* BEGIN *

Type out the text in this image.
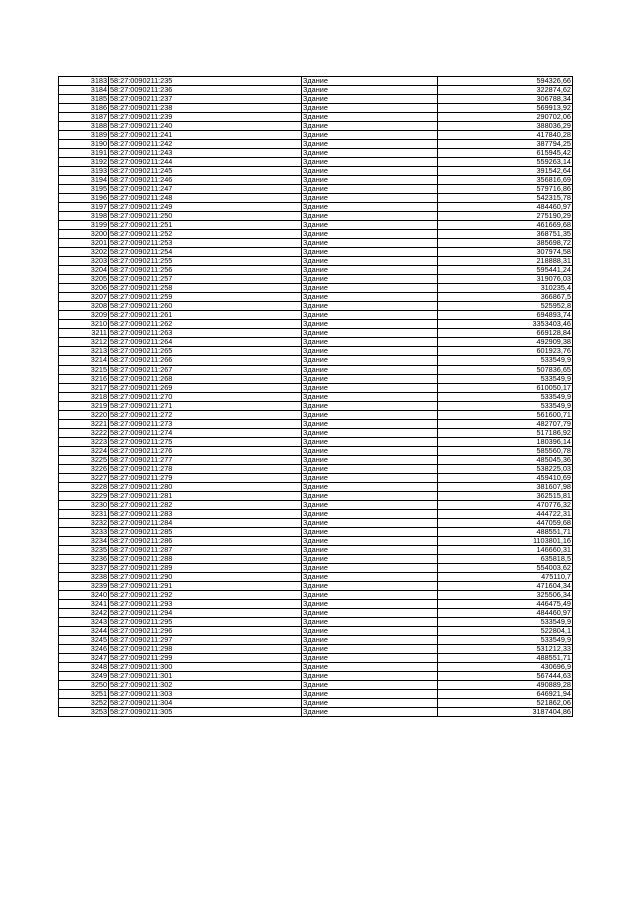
3183	58:27:0090211:235	Здание	594326,66
3184	58:27:0090211:236	Здание	322874,62
3185	58:27:0090211:237	Здание	306788,34
3186	58:27:0090211:238	Здание	569913,92
3187	58:27:0090211:239	Здание	290702,06
3188	58:27:0090211:240	Здание	388036,29
3189	58:27:0090211:241	Здание	417840,28
3190	58:27:0090211:242	Здание	387794,25
3191	58:27:0090211:243	Здание	615945,42
3192	58:27:0090211:244	Здание	559263,14
3193	58:27:0090211:245	Здание	391542,64
3194	58:27:0090211:246	Здание	356816,69
3195	58:27:0090211:247	Здание	579716,86
3196	58:27:0090211:248	Здание	542315,78
3197	58:27:0090211:249	Здание	484460,97
3198	58:27:0090211:250	Здание	275190,29
3199	58:27:0090211:251	Здание	461669,68
3200	58:27:0090211:252	Здание	368751,35
3201	58:27:0090211:253	Здание	385698,72
3202	58:27:0090211:254	Здание	307974,58
3203	58:27:0090211:255	Здание	218888,31
3204	58:27:0090211:256	Здание	595441,24
3205	58:27:0090211:257	Здание	319076,03
3206	58:27:0090211:258	Здание	310235,4
3207	58:27:0090211:259	Здание	366867,5
3208	58:27:0090211:260	Здание	525952,8
3209	58:27:0090211:261	Здание	694893,74
3210	58:27:0090211:262	Здание	3353403,46
3211	58:27:0090211:263	Здание	669128,84
3212	58:27:0090211:264	Здание	492909,38
3213	58:27:0090211:265	Здание	601923,76
3214	58:27:0090211:266	Здание	533549,9
3215	58:27:0090211:267	Здание	507836,65
3216	58:27:0090211:268	Здание	533549,9
3217	58:27:0090211:269	Здание	610050,17
3218	58:27:0090211:270	Здание	533549,9
3219	58:27:0090211:271	Здание	533549,9
3220	58:27:0090211:272	Здание	561600,71
3221	58:27:0090211:273	Здание	482707,79
3222	58:27:0090211:274	Здание	517186,92
3223	58:27:0090211:275	Здание	180396,14
3224	58:27:0090211:276	Здание	585560,78
3225	58:27:0090211:277	Здание	485045,36
3226	58:27:0090211:278	Здание	538225,03
3227	58:27:0090211:279	Здание	459410,69
3228	58:27:0090211:280	Здание	381607,98
3229	58:27:0090211:281	Здание	362515,81
3230	58:27:0090211:282	Здание	470776,32
3231	58:27:0090211:283	Здание	444722,31
3232	58:27:0090211:284	Здание	447059,68
3233	58:27:0090211:285	Здание	488551,71
3234	58:27:0090211:286	Здание	1103801,16
3235	58:27:0090211:287	Здание	146660,31
3236	58:27:0090211:288	Здание	635818,5
3237	58:27:0090211:289	Здание	554003,62
3238	58:27:0090211:290	Здание	475110,7
3239	58:27:0090211:291	Здание	471604,34
3240	58:27:0090211:292	Здание	325506,34
3241	58:27:0090211:293	Здание	446475,49
3242	58:27:0090211:294	Здание	484460,97
3243	58:27:0090211:295	Здание	533549,9
3244	58:27:0090211:296	Здание	522804,1
3245	58:27:0090211:297	Здание	533549,9
3246	58:27:0090211:298	Здание	531212,33
3247	58:27:0090211:299	Здание	488551,71
3248	58:27:0090211:300	Здание	430696,9
3249	58:27:0090211:301	Здание	567444,63
3250	58:27:0090211:302	Здание	490889,28
3251	58:27:0090211:303	Здание	646921,94
3252	58:27:0090211:304	Здание	521862,06
3253	58:27:0090211:305	Здание	3187404,86
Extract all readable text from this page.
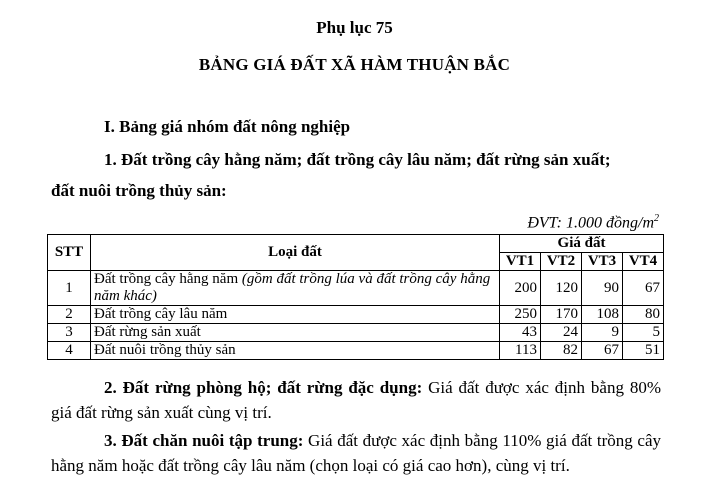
Phụ lục 75
BẢNG GIÁ ĐẤT XÃ HÀM THUẬN BẮC
I. Bảng giá nhóm đất nông nghiệp
1. Đất trồng cây hằng năm; đất trồng cây lâu năm; đất rừng sản xuất;
đất nuôi trồng thủy sản:
ĐVT: 1.000 đồng/$m^2$
STT	Loại đất	Giá đất			
		VT1	VT2	VT3	VT4
1	Đất trồng cây hằng năm (gồm đất trồng lúa và đất trồng cây hằng năm khác)	200	120	90	67
2	Đất trồng cây lâu năm	250	170	108	80
3	Đất rừng sản xuất	43	24	9	5
4	Đất nuôi trồng thủy sản	113	82	67	51
2. Đất rừng phòng hộ; đất rừng đặc dụng: Giá đất được xác định bằng 80% giá đất rừng sản xuất cùng vị trí.
3. Đất chăn nuôi tập trung: Giá đất được xác định bằng 110% giá đất trồng cây hằng năm hoặc đất trồng cây lâu năm (chọn loại có giá cao hơn), cùng vị trí.
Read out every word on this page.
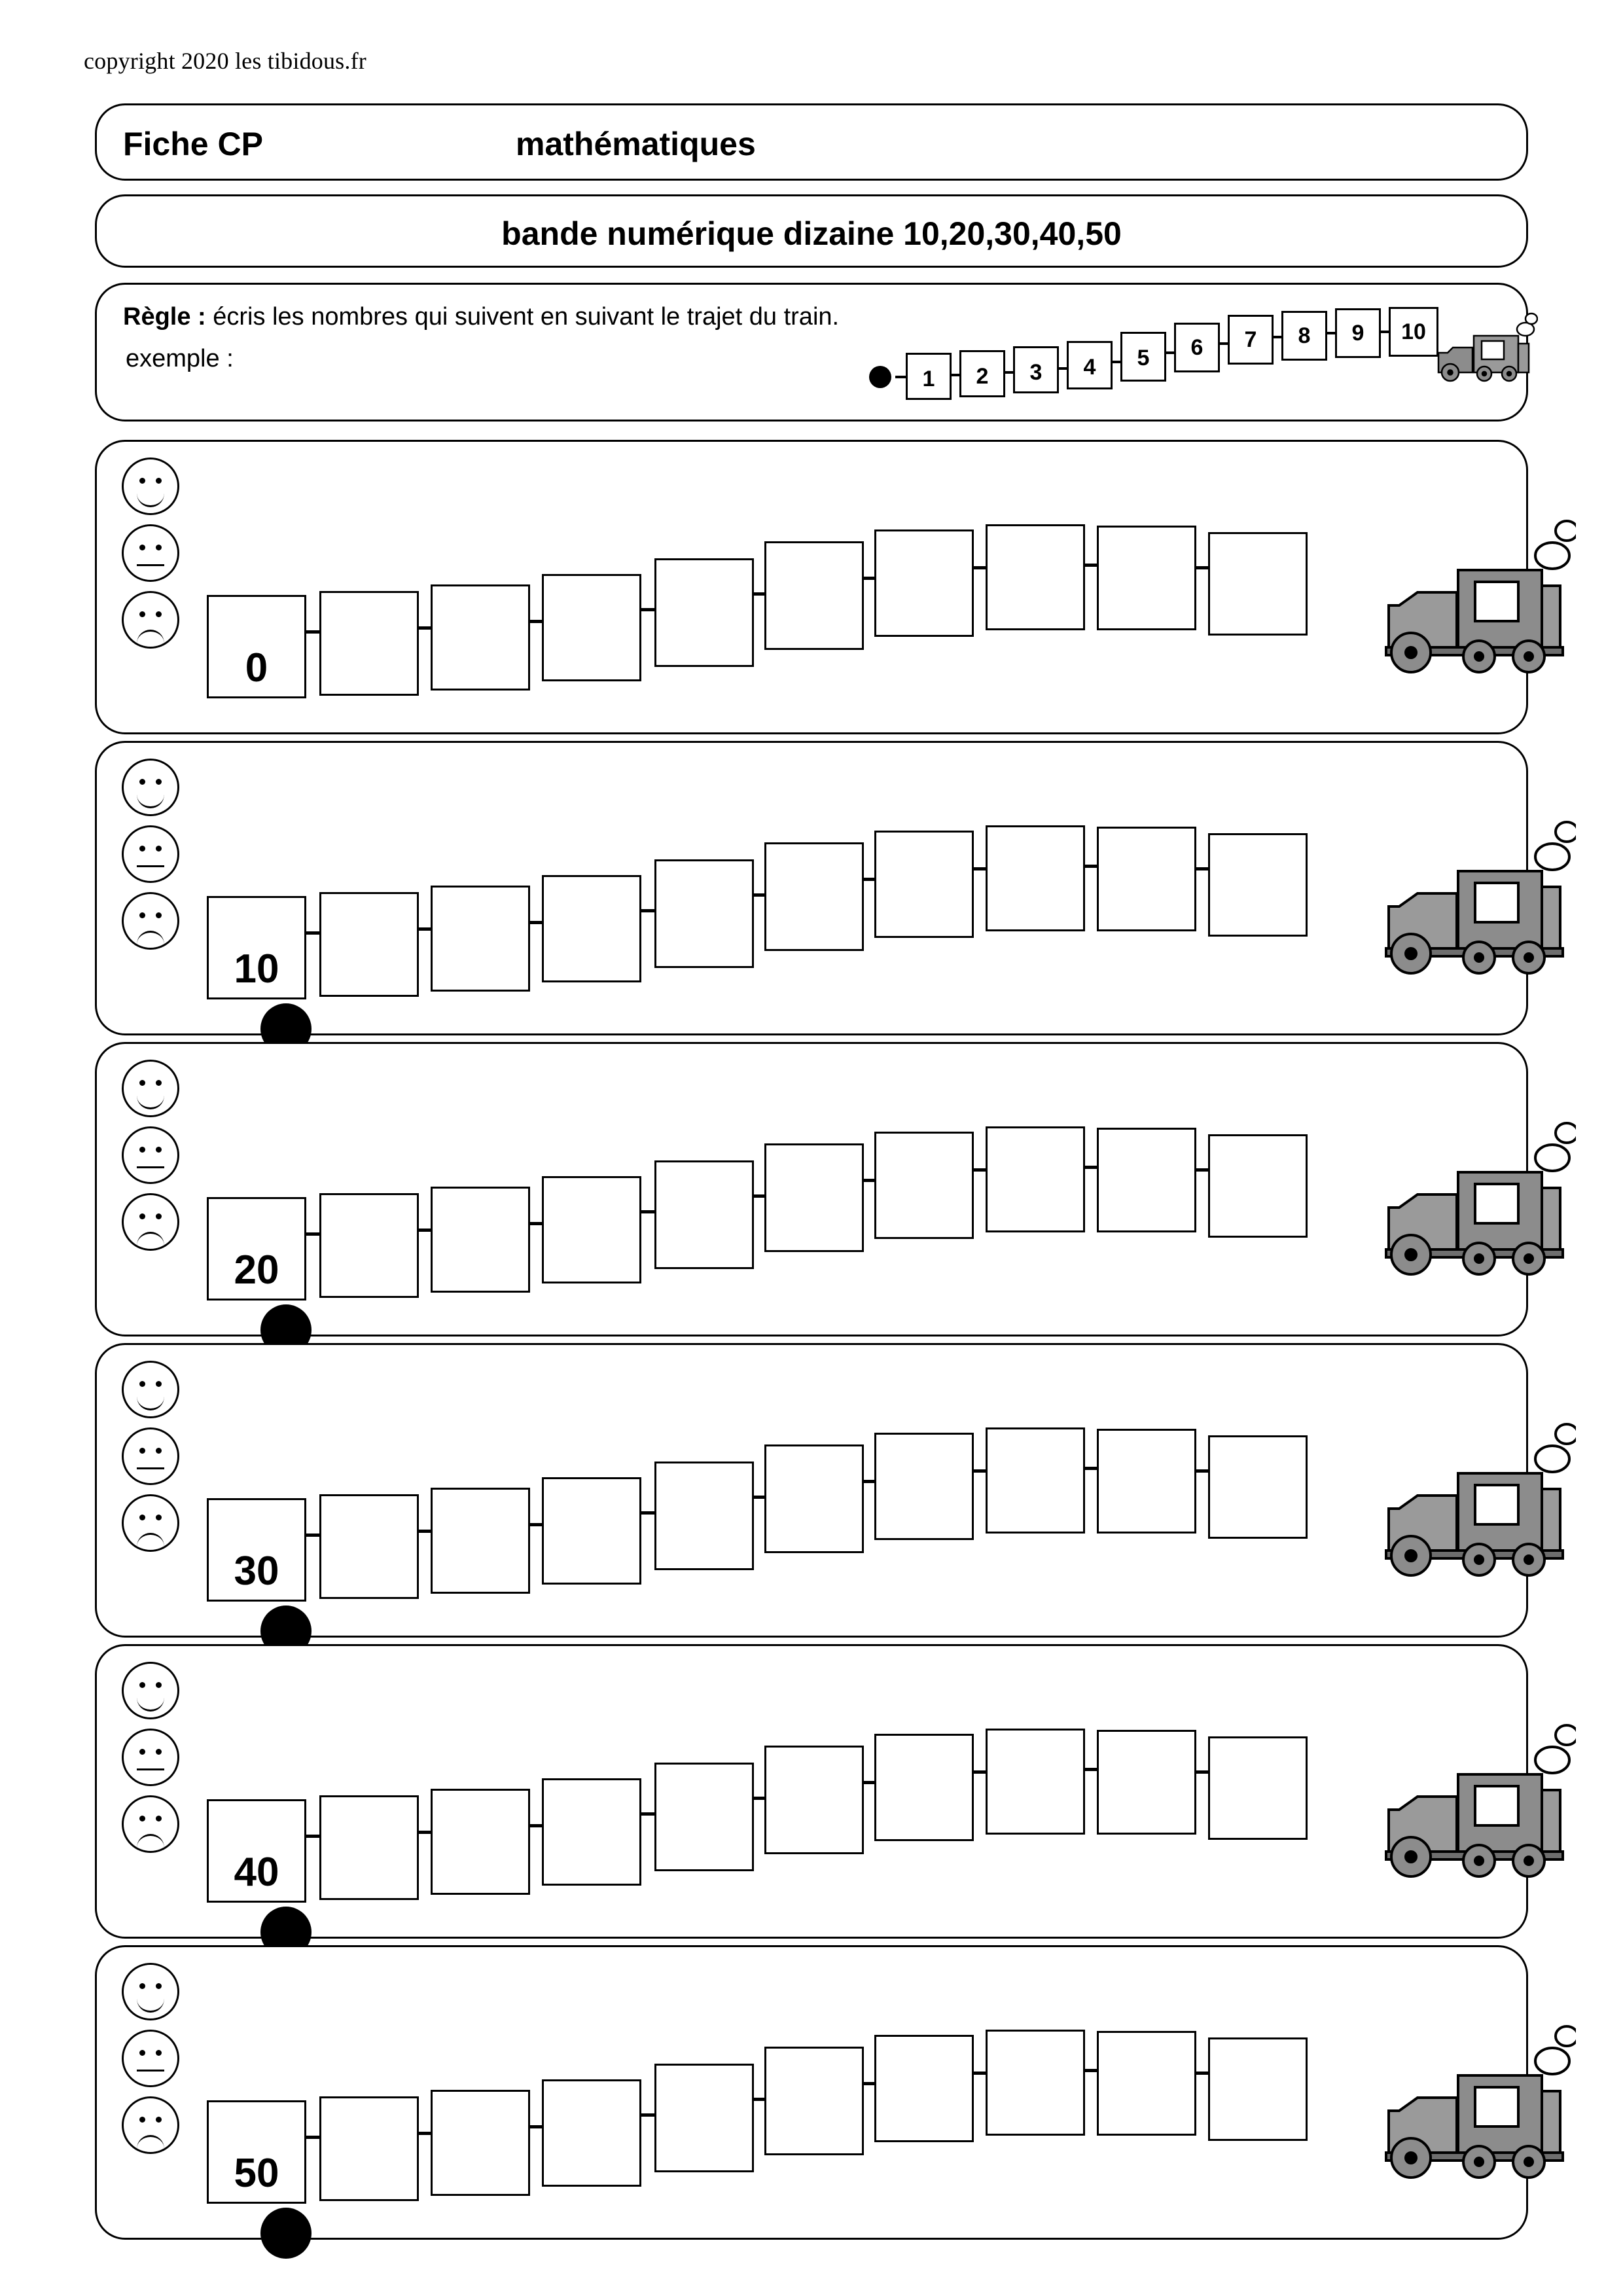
copyright 2020 les tibidous.fr
Fiche CP	mathématiques
bande numérique dizaine 10,20,30,40,50
Règle : écris les nombres qui suivent en suivant le trajet du train.
exemple :
1	2	3	4	5	6	7	8	9	10
0
10
20
30
40
50
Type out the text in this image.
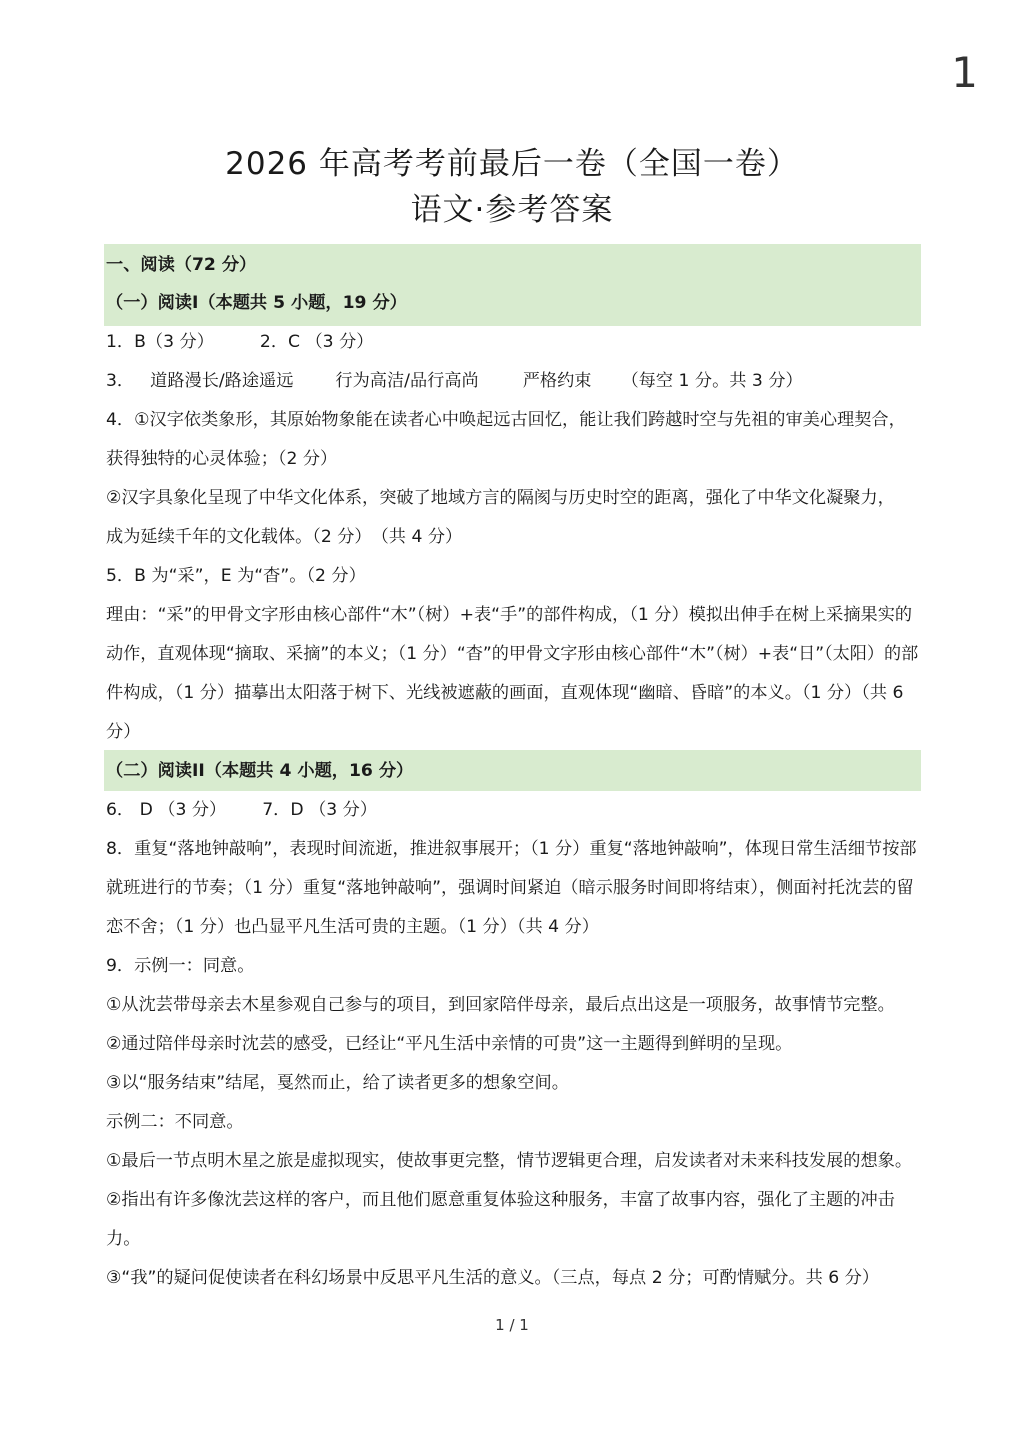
1
2026 年高考考前最后一卷（全国一卷）
语文·参考答案
一、阅读（72 分）
（一）阅读I（本题共 5 小题，19 分）
1．B（3 分）	2．C （3 分）
3． 道路漫长/路途遥远 行为高洁/品行高尚	严格约束 （每空 1 分。共 3 分）
4．①汉字依类象形，其原始物象能在读者心中唤起远古回忆，能让我们跨越时空与先祖的审美心理契合，
获得独特的心灵体验；（2 分）
②汉字具象化呈现了中华文化体系，突破了地域方言的隔阂与历史时空的距离，强化了中华文化凝聚力，
成为延续千年的文化载体。（2 分）　（共 4 分）
5．B 为“采”，E 为“杳”。（2 分）
理由：“采”的甲骨文字形由核心部件“木”（树）+表“手”的部件构成，（1 分）模拟出伸手在树上采摘果实的
动作，直观体现“摘取、采摘”的本义；（1 分）“杳”的甲骨文字形由核心部件“木”（树）+表“日”（太阳）的部
件构成，（1 分）描摹出太阳落于树下、光线被遮蔽的画面，直观体现“幽暗、昏暗”的本义。（1 分）（共 6
分）
（二）阅读II（本题共 4 小题，16 分）
6． D （3 分） 7．D （3 分）
8．重复“落地钟敲响”，表现时间流逝，推进叙事展开；（1 分）重复“落地钟敲响”，体现日常生活细节按部
就班进行的节奏；（1 分）重复“落地钟敲响”，强调时间紧迫（暗示服务时间即将结束），侧面衬托沈芸的留
恋不舍；（1 分）也凸显平凡生活可贵的主题。（1 分）（共 4 分）
9．示例一：同意。
①从沈芸带母亲去木星参观自己参与的项目，到回家陪伴母亲，最后点出这是一项服务，故事情节完整。
②通过陪伴母亲时沈芸的感受，已经让“平凡生活中亲情的可贵”这一主题得到鲜明的呈现。
③以“服务结束”结尾，戛然而止，给了读者更多的想象空间。
示例二：不同意。
①最后一节点明木星之旅是虚拟现实，使故事更完整，情节逻辑更合理，启发读者对未来科技发展的想象。
②指出有许多像沈芸这样的客户，而且他们愿意重复体验这种服务，丰富了故事内容，强化了主题的冲击
力。
③“我”的疑问促使读者在科幻场景中反思平凡生活的意义。（三点，每点 2 分；可酌情赋分。共 6 分）
1 / 1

* END *

State how many lines include the string "thủy", and nothing more.

2